→ RECORDS TO USE:
[start]
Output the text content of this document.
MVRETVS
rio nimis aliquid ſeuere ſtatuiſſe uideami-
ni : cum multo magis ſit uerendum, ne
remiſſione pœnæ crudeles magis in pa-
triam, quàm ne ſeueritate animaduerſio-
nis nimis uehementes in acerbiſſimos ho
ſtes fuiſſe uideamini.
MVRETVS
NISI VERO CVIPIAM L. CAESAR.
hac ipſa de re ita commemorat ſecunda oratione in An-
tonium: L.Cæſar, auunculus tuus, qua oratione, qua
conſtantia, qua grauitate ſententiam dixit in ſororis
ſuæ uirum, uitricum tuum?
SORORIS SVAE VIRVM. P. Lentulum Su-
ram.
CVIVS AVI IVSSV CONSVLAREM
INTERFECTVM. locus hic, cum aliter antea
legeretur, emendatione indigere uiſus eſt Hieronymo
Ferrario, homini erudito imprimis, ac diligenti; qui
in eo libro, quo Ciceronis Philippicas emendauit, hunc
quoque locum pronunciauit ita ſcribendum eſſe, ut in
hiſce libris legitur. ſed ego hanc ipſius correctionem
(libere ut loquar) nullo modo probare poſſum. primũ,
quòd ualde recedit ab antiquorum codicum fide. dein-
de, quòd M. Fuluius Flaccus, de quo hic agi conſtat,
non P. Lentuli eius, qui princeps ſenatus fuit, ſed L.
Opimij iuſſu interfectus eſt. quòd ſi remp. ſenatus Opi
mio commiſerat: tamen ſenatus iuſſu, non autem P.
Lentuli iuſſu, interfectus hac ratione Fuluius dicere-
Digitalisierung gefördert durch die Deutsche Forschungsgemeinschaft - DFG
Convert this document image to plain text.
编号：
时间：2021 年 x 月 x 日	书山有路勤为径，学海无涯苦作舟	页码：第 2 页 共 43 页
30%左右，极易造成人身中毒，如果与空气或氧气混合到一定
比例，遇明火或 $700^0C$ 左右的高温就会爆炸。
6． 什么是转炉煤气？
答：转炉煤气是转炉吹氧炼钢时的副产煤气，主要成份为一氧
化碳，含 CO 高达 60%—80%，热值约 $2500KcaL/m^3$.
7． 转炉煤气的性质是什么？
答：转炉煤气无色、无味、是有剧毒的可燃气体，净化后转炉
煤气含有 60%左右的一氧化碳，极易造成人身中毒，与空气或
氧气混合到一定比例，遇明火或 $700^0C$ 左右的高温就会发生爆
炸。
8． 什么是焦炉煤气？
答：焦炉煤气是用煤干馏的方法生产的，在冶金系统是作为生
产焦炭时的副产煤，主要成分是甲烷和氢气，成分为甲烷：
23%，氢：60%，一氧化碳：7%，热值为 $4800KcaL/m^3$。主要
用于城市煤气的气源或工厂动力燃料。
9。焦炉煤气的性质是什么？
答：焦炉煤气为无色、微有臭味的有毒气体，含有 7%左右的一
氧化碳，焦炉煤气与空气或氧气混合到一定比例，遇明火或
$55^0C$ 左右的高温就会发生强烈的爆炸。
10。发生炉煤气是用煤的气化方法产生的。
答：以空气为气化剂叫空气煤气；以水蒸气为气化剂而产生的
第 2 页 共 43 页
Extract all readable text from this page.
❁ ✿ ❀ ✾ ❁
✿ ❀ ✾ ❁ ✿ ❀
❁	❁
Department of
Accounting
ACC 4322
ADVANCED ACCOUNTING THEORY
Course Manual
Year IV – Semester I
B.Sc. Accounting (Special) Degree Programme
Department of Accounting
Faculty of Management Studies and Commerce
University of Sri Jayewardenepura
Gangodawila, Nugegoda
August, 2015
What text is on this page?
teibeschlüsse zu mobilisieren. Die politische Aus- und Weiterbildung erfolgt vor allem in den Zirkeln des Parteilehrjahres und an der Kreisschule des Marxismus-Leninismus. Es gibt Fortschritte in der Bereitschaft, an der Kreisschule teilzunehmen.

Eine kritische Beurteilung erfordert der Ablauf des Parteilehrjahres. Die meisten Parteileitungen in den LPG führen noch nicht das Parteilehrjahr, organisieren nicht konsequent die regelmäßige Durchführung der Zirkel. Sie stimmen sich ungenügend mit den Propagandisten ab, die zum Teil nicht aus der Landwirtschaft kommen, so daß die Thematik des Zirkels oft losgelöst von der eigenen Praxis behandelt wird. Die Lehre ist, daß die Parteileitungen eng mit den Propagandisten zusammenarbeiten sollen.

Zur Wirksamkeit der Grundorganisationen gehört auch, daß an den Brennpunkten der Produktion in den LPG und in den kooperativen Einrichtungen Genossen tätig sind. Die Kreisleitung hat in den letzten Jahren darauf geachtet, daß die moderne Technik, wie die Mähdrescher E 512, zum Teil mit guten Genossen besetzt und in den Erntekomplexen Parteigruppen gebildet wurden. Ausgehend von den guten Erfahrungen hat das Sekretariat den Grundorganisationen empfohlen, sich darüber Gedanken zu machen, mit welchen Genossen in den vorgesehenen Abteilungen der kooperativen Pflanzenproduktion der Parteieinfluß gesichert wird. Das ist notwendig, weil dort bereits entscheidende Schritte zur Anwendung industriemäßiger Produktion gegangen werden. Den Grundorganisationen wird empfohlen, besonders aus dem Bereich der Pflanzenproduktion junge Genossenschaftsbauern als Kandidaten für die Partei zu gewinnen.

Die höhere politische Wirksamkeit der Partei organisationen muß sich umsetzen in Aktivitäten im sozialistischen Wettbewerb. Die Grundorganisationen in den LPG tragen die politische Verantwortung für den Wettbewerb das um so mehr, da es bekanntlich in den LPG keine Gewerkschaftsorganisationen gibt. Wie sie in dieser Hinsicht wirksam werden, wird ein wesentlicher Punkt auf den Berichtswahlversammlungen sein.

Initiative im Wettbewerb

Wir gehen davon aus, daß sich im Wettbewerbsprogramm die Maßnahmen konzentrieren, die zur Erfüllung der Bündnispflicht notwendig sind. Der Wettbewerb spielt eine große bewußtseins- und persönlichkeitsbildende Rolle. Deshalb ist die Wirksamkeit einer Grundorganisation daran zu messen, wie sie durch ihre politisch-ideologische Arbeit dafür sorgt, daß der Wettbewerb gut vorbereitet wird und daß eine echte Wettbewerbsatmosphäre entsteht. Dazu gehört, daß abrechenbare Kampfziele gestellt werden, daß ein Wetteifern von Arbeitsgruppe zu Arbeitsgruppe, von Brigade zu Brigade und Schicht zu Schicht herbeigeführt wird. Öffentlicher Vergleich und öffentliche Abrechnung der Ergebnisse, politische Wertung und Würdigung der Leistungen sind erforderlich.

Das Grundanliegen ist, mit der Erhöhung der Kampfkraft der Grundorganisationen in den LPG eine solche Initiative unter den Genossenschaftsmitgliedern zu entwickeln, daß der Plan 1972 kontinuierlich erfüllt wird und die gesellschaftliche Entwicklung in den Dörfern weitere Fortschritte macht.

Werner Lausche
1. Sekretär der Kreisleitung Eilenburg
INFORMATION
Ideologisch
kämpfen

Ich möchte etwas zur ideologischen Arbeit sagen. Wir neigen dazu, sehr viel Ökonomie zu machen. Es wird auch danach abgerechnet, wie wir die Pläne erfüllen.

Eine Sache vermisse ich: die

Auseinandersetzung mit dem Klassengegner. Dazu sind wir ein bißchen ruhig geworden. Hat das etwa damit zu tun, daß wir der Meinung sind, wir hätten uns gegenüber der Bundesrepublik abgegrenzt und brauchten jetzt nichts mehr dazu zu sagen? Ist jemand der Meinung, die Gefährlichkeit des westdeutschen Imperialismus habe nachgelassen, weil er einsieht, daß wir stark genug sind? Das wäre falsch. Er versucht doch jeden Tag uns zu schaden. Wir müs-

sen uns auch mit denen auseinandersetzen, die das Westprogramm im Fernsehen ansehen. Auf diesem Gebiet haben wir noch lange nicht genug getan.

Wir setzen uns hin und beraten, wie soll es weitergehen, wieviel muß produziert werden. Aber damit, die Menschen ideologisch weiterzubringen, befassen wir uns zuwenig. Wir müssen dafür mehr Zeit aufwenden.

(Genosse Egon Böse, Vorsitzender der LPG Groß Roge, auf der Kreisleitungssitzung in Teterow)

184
[end]
→ DIRECTIONS: Collect each line above holding the string "page".

→ EXERCISE SOLUTION:
Extract all readable text from this page.
What text is on this page?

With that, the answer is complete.